### [Dataset rows]
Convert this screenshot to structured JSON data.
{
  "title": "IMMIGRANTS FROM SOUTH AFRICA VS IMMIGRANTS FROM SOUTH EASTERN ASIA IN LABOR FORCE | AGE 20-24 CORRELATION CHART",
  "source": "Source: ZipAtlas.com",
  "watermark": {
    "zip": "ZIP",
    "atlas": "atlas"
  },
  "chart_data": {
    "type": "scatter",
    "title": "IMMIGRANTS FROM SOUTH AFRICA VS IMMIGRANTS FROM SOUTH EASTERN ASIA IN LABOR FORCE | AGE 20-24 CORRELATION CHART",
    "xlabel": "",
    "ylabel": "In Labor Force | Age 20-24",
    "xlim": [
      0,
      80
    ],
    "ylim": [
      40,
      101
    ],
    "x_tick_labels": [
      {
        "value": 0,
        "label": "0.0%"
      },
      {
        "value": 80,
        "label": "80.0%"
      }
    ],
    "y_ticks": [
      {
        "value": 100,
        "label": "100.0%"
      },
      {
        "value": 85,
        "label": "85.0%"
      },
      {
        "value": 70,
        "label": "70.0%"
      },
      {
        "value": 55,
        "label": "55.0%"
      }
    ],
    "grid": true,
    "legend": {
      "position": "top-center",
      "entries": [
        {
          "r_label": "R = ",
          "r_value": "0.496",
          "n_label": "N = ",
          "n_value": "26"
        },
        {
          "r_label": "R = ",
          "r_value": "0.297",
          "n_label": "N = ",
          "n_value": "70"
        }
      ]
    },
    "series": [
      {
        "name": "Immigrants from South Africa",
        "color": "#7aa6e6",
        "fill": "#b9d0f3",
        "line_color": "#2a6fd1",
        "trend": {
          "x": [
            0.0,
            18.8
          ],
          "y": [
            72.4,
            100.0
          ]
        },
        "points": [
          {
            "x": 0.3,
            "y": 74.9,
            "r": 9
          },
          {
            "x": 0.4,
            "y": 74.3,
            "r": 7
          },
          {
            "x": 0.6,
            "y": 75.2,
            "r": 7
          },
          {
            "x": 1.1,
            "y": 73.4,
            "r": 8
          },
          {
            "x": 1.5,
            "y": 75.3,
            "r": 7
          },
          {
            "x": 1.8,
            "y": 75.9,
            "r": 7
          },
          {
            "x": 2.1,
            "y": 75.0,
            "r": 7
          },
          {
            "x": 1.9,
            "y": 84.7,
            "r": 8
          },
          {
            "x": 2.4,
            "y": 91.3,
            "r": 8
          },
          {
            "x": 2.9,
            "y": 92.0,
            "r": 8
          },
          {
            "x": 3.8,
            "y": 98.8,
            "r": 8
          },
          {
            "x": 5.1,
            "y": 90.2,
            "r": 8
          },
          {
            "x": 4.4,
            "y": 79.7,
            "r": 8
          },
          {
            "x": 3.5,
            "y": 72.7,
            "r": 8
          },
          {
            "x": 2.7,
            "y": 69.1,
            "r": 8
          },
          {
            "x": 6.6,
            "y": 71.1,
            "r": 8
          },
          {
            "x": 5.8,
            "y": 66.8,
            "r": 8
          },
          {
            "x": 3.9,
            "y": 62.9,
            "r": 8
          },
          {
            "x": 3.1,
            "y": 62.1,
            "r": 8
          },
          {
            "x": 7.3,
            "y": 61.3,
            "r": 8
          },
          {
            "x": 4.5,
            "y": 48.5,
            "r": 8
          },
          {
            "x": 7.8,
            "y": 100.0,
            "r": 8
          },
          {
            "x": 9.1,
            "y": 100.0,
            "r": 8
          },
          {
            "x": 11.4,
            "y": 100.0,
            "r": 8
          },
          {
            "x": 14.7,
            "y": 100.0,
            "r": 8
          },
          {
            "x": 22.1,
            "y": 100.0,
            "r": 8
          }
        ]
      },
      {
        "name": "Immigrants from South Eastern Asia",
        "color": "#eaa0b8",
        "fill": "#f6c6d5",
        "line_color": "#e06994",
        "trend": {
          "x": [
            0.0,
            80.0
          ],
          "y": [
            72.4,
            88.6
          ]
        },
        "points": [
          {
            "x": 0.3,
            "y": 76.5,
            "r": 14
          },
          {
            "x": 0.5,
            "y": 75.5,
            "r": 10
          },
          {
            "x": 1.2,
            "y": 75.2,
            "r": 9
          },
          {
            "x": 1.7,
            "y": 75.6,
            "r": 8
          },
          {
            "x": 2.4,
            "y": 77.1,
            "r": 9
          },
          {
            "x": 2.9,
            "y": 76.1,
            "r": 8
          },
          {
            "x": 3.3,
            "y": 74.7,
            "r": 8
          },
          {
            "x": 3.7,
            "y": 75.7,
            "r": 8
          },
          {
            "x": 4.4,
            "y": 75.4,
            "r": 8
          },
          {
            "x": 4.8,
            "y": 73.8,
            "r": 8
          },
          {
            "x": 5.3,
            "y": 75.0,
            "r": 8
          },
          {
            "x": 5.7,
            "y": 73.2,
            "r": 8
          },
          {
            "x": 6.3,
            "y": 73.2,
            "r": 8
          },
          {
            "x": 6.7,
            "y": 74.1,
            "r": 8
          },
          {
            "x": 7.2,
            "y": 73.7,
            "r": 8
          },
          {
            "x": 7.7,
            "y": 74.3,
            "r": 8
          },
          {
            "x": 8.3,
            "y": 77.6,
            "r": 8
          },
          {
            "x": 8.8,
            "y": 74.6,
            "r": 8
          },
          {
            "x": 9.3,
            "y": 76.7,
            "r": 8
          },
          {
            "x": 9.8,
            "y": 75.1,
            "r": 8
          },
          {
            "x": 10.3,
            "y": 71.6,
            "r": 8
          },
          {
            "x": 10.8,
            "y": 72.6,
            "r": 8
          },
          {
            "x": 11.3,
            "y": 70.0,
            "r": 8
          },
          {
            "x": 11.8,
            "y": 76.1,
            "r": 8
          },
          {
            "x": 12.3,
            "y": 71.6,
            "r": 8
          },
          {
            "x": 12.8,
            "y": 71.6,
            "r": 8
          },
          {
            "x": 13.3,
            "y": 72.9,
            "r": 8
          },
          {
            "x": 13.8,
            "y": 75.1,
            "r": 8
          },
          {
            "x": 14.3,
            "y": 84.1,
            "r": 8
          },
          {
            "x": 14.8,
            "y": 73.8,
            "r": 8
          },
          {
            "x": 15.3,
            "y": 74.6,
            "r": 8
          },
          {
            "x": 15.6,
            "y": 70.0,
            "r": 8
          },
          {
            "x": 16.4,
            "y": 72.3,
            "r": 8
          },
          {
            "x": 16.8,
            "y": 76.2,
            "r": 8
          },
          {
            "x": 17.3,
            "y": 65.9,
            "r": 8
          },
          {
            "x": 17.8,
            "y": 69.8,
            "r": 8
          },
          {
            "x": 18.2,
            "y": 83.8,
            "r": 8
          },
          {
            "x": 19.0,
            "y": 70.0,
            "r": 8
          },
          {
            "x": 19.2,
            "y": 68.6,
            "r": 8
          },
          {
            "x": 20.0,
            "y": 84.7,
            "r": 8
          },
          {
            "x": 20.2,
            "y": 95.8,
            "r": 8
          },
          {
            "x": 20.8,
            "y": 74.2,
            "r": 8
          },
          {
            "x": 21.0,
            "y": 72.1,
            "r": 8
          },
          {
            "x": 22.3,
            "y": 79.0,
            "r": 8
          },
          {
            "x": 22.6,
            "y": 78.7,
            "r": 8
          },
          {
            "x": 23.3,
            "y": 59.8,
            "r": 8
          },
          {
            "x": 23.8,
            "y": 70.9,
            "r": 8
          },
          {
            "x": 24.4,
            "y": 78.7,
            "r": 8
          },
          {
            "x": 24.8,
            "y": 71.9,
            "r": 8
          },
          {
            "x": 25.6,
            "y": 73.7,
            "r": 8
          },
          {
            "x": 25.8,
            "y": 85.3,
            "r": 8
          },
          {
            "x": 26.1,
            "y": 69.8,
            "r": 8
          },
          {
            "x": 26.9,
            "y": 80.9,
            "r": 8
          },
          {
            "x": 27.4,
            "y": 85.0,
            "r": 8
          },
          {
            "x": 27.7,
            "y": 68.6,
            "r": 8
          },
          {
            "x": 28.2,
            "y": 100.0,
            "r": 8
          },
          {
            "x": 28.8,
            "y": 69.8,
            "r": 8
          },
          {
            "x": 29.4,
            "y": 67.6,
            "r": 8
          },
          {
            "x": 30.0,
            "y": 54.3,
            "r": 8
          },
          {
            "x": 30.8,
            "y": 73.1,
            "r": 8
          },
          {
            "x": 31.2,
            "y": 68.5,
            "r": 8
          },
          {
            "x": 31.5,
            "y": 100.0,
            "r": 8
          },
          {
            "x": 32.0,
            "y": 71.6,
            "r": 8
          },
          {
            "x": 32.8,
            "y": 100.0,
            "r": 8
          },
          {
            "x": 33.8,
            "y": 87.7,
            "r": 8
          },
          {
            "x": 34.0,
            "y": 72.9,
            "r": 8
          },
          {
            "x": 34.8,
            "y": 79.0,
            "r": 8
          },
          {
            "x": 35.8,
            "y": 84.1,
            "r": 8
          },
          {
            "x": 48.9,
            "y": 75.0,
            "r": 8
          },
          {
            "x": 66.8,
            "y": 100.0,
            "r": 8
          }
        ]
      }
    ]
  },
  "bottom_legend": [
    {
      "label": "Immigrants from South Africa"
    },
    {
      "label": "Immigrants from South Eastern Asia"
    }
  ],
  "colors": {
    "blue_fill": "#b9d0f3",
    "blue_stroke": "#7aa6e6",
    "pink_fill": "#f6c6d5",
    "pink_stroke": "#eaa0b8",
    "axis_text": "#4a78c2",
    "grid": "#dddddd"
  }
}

### [What you have to do]
Check all the records above and select each line where the string "name" is found.

### [Full response]
        "name": "Immigrants from South Africa",
        "name": "Immigrants from South Eastern Asia",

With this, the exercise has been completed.